TASK REQUIREMENTS: Copy every line of the entries that includes the word "display".

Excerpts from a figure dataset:
— Begin —
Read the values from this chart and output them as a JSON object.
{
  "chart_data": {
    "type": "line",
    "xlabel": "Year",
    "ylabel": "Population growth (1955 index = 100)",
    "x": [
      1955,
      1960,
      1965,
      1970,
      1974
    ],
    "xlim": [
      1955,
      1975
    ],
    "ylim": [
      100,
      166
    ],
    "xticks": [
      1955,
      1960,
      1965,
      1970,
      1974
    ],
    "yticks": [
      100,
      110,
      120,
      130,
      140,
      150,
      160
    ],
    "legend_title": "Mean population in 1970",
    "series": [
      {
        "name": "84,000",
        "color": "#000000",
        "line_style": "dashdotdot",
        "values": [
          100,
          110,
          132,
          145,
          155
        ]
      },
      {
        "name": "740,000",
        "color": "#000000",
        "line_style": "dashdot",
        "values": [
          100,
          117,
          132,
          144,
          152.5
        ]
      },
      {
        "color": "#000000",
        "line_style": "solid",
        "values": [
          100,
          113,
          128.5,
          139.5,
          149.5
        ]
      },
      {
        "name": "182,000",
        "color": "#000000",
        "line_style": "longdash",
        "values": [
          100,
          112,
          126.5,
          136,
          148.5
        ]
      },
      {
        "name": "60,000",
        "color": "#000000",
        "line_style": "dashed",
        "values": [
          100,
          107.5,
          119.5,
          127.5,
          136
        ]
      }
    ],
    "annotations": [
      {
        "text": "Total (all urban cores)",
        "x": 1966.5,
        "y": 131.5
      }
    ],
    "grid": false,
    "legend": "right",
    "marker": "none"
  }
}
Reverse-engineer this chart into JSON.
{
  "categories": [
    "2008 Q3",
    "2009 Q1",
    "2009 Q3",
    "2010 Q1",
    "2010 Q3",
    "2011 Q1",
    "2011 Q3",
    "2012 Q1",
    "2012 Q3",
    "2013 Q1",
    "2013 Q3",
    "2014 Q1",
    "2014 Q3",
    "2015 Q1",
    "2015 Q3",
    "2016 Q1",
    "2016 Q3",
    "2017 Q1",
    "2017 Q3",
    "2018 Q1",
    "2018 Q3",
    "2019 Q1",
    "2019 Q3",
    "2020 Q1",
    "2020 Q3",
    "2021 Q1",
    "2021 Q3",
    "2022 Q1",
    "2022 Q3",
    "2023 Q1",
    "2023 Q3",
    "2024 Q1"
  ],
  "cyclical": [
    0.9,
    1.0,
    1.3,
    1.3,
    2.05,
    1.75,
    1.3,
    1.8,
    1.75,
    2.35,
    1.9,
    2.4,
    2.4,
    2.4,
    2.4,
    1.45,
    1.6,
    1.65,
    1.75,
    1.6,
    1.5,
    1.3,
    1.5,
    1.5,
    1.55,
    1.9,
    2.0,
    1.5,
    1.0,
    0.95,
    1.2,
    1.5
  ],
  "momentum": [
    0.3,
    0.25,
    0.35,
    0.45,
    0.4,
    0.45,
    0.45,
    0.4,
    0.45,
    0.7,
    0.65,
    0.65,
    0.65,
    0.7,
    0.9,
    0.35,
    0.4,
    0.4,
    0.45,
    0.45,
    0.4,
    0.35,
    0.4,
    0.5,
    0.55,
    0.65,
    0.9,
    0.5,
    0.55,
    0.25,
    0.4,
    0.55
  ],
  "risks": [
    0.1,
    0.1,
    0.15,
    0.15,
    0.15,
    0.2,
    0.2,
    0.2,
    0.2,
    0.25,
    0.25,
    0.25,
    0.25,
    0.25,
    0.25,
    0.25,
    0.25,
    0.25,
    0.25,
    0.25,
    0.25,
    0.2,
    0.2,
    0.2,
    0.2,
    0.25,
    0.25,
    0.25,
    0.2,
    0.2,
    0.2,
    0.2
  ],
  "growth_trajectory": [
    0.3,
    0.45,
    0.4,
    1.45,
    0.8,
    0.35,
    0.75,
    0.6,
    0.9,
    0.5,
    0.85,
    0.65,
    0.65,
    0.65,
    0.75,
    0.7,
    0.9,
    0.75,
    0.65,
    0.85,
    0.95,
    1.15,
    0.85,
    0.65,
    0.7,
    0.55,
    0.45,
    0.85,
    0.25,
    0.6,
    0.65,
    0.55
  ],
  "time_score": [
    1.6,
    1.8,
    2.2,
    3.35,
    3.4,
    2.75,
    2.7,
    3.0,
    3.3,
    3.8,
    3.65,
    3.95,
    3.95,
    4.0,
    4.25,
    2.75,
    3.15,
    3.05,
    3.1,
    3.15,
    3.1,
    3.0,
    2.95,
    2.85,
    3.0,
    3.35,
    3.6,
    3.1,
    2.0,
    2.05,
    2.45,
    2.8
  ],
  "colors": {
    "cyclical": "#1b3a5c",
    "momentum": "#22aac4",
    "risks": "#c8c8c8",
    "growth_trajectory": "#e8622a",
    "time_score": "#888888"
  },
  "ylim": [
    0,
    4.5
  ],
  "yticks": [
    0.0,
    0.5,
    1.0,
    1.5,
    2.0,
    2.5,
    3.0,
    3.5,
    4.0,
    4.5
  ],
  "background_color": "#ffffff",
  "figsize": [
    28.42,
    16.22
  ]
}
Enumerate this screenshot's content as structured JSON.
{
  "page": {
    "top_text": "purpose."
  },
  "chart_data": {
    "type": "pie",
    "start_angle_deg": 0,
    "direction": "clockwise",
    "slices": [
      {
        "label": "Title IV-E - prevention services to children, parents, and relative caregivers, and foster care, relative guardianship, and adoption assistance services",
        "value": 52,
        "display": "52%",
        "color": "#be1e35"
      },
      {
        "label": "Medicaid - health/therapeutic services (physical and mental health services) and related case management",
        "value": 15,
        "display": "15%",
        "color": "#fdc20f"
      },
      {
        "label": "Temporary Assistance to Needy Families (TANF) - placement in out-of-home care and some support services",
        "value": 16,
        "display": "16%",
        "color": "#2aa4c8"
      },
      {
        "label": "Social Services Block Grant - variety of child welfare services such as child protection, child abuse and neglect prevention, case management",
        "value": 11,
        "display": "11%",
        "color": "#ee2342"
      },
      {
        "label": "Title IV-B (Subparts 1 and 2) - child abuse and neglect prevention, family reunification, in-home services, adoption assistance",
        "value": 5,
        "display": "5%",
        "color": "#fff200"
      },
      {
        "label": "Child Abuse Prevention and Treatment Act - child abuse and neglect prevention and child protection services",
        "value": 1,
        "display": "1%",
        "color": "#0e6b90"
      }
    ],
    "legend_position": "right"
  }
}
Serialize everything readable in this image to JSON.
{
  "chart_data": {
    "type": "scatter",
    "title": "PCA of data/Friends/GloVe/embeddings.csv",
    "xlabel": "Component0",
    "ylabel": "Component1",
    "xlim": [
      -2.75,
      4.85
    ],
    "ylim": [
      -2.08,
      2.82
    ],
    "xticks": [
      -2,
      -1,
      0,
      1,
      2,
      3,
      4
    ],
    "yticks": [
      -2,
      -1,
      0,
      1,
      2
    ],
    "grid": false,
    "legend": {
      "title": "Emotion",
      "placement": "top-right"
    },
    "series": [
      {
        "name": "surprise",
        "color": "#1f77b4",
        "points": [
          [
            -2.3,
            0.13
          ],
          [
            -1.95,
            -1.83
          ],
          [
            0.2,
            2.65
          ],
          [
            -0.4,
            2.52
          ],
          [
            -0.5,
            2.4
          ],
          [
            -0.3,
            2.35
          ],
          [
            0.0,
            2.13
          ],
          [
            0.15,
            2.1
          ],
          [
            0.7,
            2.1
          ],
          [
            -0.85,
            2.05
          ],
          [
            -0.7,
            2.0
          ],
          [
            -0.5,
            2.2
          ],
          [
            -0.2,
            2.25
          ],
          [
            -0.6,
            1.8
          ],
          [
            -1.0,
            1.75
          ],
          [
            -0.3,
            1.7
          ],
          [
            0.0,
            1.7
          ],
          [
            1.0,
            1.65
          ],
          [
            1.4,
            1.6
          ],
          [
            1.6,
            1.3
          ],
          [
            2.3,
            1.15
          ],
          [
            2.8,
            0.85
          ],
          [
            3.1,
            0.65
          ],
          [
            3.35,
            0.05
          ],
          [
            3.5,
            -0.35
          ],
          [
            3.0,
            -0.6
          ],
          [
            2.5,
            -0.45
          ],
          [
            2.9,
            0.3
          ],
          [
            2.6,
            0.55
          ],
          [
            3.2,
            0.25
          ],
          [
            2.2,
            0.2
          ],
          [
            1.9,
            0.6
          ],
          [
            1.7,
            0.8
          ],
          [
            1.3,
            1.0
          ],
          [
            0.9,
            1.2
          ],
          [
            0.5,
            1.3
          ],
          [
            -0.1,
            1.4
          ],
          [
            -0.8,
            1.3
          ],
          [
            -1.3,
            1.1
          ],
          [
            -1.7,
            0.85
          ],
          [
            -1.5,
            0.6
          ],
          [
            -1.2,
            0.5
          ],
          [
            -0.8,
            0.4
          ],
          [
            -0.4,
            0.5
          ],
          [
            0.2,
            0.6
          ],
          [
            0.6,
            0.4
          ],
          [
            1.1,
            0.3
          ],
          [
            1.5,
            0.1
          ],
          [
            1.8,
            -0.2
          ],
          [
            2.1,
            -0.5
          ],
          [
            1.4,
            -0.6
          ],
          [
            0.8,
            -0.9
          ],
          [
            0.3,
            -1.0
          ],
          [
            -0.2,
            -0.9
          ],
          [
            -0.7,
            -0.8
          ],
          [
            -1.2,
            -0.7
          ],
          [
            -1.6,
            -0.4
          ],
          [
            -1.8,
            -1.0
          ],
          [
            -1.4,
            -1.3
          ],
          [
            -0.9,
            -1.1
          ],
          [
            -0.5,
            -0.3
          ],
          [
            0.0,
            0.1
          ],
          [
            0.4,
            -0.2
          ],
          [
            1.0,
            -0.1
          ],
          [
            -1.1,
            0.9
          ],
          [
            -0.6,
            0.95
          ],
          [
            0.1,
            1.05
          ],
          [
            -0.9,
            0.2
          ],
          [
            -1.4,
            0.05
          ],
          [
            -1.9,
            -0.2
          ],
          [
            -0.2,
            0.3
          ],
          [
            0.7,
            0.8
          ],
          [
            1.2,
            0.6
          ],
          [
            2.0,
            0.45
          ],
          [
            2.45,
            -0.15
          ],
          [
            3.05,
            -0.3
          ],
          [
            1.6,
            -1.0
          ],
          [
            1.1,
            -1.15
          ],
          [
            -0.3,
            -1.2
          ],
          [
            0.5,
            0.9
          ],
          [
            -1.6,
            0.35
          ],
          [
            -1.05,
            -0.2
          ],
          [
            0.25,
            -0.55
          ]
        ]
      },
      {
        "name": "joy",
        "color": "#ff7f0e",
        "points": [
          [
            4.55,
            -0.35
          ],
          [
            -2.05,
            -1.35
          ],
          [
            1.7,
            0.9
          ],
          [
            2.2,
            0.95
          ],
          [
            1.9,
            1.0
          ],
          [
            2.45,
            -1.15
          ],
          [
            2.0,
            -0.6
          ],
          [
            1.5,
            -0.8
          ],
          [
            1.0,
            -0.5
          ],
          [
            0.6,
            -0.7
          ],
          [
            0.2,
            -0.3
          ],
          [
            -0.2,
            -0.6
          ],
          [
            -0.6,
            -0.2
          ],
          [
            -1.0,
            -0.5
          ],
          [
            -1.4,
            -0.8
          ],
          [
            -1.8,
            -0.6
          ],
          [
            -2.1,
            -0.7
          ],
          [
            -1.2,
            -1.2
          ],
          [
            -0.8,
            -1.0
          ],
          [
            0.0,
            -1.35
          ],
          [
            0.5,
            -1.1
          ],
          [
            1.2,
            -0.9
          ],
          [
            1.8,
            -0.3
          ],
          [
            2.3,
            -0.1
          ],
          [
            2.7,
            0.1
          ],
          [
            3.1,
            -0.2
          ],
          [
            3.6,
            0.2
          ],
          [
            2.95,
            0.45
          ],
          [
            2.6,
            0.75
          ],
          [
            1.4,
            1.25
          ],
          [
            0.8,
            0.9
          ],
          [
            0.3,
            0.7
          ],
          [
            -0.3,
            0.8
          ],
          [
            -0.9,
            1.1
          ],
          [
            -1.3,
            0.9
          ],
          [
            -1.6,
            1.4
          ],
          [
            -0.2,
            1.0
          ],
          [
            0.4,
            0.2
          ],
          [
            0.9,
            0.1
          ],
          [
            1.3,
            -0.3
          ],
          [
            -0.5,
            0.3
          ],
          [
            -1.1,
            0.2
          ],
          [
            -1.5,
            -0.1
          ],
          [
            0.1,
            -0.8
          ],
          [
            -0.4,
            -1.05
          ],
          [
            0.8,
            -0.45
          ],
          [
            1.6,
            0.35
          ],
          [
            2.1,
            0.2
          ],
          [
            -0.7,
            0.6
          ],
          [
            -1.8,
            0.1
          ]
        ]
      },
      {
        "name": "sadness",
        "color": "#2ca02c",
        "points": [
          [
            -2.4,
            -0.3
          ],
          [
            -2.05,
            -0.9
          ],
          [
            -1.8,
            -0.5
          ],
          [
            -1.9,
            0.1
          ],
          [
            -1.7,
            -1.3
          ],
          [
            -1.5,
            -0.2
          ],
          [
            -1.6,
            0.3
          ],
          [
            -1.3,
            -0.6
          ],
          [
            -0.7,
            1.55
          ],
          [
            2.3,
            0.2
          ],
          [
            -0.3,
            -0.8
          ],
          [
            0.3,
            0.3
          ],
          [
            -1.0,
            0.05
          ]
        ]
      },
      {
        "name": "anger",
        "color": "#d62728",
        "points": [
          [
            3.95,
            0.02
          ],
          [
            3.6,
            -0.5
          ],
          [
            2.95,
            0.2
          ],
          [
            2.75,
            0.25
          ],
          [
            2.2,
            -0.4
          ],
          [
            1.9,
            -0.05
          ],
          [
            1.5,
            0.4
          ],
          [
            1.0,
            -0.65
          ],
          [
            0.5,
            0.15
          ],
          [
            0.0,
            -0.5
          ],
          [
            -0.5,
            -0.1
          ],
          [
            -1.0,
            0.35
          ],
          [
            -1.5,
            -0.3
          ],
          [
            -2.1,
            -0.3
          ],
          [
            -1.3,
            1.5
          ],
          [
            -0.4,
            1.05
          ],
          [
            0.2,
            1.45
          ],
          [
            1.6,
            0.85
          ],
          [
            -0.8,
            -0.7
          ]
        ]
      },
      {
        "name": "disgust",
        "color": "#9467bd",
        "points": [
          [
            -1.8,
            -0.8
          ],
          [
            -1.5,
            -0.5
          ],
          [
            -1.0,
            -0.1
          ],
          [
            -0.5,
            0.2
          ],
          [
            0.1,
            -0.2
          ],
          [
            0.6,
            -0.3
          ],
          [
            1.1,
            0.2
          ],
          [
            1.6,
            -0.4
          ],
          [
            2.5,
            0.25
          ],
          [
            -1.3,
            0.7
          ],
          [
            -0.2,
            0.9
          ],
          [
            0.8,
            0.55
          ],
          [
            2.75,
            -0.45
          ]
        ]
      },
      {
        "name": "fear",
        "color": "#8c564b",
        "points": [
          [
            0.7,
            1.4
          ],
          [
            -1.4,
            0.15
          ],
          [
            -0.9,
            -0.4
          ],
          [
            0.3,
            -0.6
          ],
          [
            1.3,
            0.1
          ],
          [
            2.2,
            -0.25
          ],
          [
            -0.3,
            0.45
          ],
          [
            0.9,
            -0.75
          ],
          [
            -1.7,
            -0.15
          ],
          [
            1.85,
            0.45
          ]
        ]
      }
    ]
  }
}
— End —
TASK SOLUTION:
        "display": "52%",
        "display": "15%",
        "display": "16%",
        "display": "11%",
        "display": "5%",
        "display": "1%",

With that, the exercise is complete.